___ Текст документа

Стихи оттеняют друг друга. Контрасты, пожалуй, и должны быть свойственны сочинениям такого толка, вместе с панегирическим пафосом и риторичностью.
Возможно, какое-то влияние на автора оказал Державин. Есть, пожалуй, один совершенно мелкий элемент, что также мог быть навеян творчеством нашего барда: выделяющееся стилистической сниженностью слово «сумасбродам», которое еще контрастно срифмовано с «народом», то есть противопоставление здесь продолжается. Точно так же, как повторяющийся здесь «позор», уже отнесенный не к Муравьёву, а «клеймящий врагов», рифмуется со «спором». Контрасты продолжаются, такие вот противопоставления. И вот это снижение несколько напоминает о Державине. И причем в редакции стихотворения, напечатанной в журнале «Русский архив», ему придано еще больше сходства этим самым стыком на границе третьей строфы и четвертой:
Велик твой подвиг… и вздохнёт.
Вздохнёт, что, ставши сумасбродом… и т. д.
Как показывают исследования, подобного рода спайки очень часто встречались в одической поэзии, особенно с Петрова и Державина. Хотя на редактора повлиял, возможно, совсем другой текст, о чем я скажу уже совсем скоро, заканчивая.
Перейду к последней строфе.
Нет, не помогут им усилья
Подземных их крамольных сил.
Зри! Над тобой, простёрши крылья,
Парит архангел Михаил!
В ней интересно не только противопоставление, уже отмеченное, этих подземных сил и сил небесных, но еще как бы бесформенность этих самых сил. Особенно это «усилье сил» подчеркивает повторение одного и того же корня. Хотя, скорее, в этом сочетании «силы» умаляются, несмотря на то, что корень повторен дважды. Это какие-то бесформенные, подземные, невнятные силы, которым противопоставляется четко оформленный образ этих самых крыл архангела Михаила, довольно агрессивный.
И вот это восклицание: «Зри! Над тобой, простёрши крылья…» «Зри», которое в некоторых редакциях замещается на «Се», пришедшее из того же XVIII века. Интересно, что в принципе такие сопоставления по имени с небесным покровителем свойственны поэзии XVIII века. Но в случае с Никотиным есть и биографический контекст: висела икона архангела Михаила, он ее видел из гостиной (она висела в столовой), и он об этом вспомнил. Но вполне возможно, что он ориентировался и на традицию. Например, у Державина есть ода, обращенная к Кутузову, «На парение орла», где, разумеется, есть и крылья этого самого орла и где Кутузов сравнивается с архистратигом Михаилом. Разумеется, дальше развертывается то же самое противопоставление.

______
___ Исходные данные

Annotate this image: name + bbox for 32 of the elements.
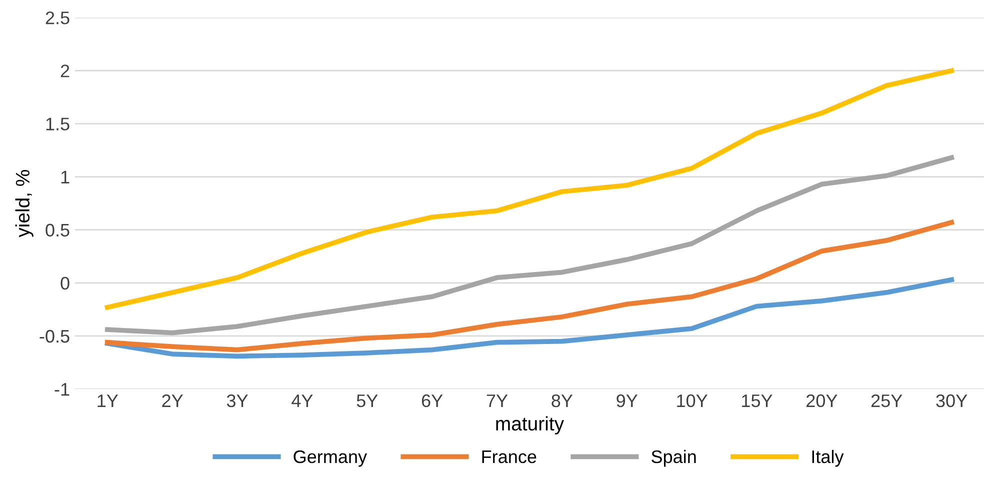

______

= Что сделать =
[1] Обнови отрывок из текста о стихотворении от «Стихи оттеняют друг» до «подвиг… и вздохнёт.»: выпиши его полностью, заменив «стихотворения» на «произведения».
[2] Какие фамилии людей упоминаются в тексте о стихотворении? Назови все.

= Готовые ответы =
[1]
Стихи оттеняют друг друга. Контрасты, пожалуй, и должны быть свойственны сочинениям такого толка, вместе с панегирическим пафосом и риторичностью.
Возможно, какое-то влияние на автора оказал Державин. Есть, пожалуй, один совершенно мелкий элемент, что также мог быть навеян творчеством нашего барда: выделяющееся стилистической сниженностью слово «сумасбродам», которое еще контрастно срифмовано с «народом», то есть противопоставление здесь продолжается. Точно так же, как повторяющийся здесь «позор», уже отнесенный не к Муравьёву, а «клеймящий врагов», рифмуется со «спором». Контрасты продолжаются, такие вот противопоставления. И вот это снижение несколько напоминает о Державине. И причем в редакции произведения, напечатанной в журнале «Русский архив», ему придано еще больше сходства этим самым стыком на границе третьей строфы и четвертой:
Велик твой подвиг… и вздохнёт.

[2] Державин, Муравьёв, Петров, Никотин, Кутузов